------ Provided data ------
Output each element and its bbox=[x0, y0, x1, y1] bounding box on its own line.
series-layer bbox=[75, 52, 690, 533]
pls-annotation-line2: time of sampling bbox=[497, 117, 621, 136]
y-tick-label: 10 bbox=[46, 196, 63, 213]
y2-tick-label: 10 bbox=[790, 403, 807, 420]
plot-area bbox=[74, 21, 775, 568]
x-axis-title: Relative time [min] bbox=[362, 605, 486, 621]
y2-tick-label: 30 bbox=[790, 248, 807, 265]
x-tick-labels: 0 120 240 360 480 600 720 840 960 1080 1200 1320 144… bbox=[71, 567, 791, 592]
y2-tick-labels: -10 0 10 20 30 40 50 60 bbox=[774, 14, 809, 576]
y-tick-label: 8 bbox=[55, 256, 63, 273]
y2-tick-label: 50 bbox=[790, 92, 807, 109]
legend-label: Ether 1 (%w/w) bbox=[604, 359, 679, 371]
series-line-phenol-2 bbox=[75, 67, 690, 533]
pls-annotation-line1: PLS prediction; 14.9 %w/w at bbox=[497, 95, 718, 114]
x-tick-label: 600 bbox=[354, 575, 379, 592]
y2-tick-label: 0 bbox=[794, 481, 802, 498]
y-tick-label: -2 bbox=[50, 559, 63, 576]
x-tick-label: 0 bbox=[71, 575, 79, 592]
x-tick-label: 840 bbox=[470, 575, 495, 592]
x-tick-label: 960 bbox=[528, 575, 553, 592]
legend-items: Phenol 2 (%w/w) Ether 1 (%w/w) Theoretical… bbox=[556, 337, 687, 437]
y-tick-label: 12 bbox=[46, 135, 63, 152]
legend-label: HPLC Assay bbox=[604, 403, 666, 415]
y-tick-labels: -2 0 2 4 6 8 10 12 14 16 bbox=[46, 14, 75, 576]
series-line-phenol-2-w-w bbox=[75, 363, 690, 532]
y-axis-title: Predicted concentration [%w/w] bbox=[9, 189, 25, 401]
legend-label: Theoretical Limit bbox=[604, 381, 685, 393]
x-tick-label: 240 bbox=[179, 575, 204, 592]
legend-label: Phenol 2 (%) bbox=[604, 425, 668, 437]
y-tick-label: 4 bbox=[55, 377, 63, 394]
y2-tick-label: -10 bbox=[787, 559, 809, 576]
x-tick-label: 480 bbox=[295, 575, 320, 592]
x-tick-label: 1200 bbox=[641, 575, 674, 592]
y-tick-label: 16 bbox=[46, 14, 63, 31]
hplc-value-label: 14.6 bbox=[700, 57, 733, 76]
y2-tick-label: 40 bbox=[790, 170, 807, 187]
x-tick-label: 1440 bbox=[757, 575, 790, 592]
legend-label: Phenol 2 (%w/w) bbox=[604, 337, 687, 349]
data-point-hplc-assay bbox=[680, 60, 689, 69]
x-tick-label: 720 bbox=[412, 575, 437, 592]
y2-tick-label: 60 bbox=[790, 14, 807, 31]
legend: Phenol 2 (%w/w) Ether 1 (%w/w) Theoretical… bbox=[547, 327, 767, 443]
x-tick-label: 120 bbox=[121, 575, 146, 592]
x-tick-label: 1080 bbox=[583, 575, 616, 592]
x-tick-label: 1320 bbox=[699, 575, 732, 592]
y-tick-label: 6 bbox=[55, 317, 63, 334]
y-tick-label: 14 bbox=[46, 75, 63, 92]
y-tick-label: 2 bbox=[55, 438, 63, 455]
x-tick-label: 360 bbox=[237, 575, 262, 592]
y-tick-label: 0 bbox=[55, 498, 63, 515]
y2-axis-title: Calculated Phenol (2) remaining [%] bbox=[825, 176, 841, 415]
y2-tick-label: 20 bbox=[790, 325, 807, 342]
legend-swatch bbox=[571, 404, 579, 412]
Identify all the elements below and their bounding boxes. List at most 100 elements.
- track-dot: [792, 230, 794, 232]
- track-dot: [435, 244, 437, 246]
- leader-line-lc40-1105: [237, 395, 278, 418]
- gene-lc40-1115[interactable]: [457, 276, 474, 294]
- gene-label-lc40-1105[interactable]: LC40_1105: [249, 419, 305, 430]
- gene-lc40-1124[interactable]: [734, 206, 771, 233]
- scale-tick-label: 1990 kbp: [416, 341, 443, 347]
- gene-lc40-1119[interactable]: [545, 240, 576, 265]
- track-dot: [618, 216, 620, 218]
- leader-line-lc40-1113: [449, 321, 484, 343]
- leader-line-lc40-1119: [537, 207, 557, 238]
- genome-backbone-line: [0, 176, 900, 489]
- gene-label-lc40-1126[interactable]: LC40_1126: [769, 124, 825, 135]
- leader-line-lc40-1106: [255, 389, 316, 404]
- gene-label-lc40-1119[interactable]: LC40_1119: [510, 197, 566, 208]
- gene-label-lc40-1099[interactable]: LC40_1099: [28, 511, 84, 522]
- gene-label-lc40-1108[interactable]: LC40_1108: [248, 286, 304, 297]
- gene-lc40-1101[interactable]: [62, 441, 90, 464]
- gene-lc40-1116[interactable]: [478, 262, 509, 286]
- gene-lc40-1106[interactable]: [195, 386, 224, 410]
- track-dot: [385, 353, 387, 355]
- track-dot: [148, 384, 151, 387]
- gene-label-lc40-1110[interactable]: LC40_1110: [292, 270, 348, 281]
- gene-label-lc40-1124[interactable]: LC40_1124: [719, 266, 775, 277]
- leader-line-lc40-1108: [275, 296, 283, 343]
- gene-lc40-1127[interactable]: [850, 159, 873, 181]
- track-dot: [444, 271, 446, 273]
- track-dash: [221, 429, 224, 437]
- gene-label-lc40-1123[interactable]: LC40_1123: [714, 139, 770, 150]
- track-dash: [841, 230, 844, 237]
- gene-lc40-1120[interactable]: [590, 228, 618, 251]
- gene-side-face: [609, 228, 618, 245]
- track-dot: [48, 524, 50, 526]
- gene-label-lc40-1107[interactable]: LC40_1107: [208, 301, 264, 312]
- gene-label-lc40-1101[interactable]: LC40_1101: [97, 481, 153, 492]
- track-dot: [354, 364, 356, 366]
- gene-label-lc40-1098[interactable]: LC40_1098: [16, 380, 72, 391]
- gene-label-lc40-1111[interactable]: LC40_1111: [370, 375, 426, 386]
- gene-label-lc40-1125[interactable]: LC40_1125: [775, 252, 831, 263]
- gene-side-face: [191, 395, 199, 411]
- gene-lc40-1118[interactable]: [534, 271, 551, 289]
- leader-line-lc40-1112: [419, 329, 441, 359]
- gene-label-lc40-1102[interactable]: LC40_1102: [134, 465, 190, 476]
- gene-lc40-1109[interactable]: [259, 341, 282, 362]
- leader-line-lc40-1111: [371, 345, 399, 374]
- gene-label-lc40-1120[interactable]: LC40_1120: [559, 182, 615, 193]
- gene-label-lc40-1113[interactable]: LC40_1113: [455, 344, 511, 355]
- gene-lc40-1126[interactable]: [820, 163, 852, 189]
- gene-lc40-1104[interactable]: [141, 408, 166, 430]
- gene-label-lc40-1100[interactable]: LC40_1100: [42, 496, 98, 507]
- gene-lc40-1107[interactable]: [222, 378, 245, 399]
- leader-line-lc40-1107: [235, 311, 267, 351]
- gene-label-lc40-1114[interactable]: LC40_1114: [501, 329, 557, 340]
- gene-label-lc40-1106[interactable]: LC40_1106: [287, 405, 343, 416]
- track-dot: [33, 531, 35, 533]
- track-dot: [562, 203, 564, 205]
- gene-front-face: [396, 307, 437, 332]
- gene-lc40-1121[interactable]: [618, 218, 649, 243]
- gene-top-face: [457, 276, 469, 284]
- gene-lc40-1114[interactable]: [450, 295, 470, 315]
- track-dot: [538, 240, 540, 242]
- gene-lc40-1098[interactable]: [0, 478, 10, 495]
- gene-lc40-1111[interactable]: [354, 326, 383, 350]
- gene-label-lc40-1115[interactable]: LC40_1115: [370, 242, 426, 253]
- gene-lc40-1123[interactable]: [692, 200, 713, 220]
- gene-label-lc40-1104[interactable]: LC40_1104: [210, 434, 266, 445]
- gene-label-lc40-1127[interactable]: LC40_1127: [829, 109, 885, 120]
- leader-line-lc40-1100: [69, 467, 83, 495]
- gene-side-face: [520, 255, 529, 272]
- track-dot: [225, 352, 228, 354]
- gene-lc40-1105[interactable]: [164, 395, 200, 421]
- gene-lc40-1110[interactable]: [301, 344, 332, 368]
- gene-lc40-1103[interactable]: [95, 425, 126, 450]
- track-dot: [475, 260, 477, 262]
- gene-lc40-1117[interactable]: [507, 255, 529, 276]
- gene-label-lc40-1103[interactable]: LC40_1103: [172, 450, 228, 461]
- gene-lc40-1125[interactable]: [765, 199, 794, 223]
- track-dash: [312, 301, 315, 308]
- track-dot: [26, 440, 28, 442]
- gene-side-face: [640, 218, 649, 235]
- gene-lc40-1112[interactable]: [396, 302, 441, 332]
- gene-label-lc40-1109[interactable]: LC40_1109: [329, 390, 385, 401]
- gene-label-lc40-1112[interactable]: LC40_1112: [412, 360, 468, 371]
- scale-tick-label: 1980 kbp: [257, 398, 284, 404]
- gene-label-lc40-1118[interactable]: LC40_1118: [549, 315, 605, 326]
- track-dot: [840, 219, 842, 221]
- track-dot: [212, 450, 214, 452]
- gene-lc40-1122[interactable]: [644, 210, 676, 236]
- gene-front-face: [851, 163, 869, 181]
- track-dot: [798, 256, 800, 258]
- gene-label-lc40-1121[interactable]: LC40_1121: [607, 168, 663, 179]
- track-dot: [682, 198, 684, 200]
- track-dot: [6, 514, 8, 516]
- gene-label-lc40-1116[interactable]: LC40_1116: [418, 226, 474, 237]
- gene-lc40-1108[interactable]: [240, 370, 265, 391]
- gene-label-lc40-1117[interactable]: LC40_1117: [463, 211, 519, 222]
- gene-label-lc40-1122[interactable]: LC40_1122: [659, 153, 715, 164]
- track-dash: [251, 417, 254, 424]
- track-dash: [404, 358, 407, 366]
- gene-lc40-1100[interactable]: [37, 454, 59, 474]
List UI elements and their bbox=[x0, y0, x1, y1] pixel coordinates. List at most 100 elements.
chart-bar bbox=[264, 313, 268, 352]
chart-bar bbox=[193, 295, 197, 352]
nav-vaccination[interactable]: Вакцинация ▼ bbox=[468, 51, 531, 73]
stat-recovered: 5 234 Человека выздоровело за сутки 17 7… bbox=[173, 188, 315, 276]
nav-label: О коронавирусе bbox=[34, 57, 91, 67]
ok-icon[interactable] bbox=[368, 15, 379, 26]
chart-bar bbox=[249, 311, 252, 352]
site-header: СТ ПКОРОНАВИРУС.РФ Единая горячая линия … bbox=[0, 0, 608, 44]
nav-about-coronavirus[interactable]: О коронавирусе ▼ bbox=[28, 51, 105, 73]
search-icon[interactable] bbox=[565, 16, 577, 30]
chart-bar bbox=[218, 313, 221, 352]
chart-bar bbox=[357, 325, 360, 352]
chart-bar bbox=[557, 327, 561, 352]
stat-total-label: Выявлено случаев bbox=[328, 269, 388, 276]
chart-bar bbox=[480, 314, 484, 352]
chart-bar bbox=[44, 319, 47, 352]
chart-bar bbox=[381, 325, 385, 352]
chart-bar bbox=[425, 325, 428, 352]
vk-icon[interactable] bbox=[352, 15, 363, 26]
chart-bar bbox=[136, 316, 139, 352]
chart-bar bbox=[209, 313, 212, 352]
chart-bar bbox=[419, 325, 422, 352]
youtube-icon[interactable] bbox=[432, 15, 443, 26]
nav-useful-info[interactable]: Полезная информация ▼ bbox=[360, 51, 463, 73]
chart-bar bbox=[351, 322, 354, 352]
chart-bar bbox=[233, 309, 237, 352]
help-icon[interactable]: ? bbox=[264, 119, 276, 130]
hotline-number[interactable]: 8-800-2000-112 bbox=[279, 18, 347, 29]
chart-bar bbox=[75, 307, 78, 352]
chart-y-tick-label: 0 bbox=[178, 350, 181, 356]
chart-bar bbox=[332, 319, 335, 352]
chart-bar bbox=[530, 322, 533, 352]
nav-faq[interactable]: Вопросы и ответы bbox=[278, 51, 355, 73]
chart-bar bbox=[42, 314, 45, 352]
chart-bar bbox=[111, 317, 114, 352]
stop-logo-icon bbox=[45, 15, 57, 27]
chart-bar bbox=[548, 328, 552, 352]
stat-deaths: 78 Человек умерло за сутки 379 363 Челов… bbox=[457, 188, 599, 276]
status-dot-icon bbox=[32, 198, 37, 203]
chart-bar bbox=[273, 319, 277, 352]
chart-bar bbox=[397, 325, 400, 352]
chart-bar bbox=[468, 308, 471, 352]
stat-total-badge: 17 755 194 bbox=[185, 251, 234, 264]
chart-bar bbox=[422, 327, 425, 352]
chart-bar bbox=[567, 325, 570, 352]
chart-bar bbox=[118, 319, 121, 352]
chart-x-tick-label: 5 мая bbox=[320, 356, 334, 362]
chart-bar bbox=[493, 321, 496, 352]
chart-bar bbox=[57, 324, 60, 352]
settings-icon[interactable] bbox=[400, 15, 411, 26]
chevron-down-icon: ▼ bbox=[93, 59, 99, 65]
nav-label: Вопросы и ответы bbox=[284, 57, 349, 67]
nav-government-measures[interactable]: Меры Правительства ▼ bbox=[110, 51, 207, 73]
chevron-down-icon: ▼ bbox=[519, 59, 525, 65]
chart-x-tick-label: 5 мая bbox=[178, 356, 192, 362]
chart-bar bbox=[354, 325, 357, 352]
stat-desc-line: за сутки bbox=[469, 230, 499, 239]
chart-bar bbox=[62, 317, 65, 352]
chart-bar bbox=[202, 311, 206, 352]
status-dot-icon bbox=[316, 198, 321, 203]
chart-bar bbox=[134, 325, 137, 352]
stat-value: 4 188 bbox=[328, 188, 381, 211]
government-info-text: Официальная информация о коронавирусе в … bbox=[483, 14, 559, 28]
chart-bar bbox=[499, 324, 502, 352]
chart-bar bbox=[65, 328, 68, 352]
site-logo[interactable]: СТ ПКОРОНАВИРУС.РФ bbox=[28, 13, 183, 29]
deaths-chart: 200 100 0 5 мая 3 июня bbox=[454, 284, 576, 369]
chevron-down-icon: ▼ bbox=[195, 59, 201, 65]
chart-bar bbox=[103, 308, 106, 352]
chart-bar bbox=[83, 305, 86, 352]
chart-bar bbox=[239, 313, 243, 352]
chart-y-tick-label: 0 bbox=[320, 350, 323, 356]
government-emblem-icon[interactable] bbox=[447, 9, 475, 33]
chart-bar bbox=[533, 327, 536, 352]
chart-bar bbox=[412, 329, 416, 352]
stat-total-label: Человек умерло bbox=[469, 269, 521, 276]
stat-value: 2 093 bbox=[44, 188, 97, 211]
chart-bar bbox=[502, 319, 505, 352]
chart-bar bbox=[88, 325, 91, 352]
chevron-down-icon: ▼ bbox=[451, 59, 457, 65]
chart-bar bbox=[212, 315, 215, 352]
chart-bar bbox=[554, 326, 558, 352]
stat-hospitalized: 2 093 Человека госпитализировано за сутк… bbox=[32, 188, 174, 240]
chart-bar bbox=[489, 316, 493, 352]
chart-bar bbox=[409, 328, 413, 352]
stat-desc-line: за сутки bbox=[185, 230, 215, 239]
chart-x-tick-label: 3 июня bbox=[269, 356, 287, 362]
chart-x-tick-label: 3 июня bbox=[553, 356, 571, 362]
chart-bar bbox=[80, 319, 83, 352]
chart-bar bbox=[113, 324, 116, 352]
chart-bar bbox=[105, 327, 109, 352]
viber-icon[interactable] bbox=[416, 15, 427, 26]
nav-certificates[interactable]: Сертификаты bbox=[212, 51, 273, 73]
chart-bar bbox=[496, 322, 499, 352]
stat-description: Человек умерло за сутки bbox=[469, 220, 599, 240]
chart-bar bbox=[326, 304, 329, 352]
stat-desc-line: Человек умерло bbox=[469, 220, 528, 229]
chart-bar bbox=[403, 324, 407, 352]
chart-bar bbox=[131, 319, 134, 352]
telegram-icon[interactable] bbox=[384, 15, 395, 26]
------
§ Task to carry out: Report every line of the entries that carries the word "ответы".

§ Response box:
nav-faq[interactable]: Вопросы и ответы bbox=[278, 51, 355, 73]
nav-label: Вопросы и ответы bbox=[284, 57, 349, 67]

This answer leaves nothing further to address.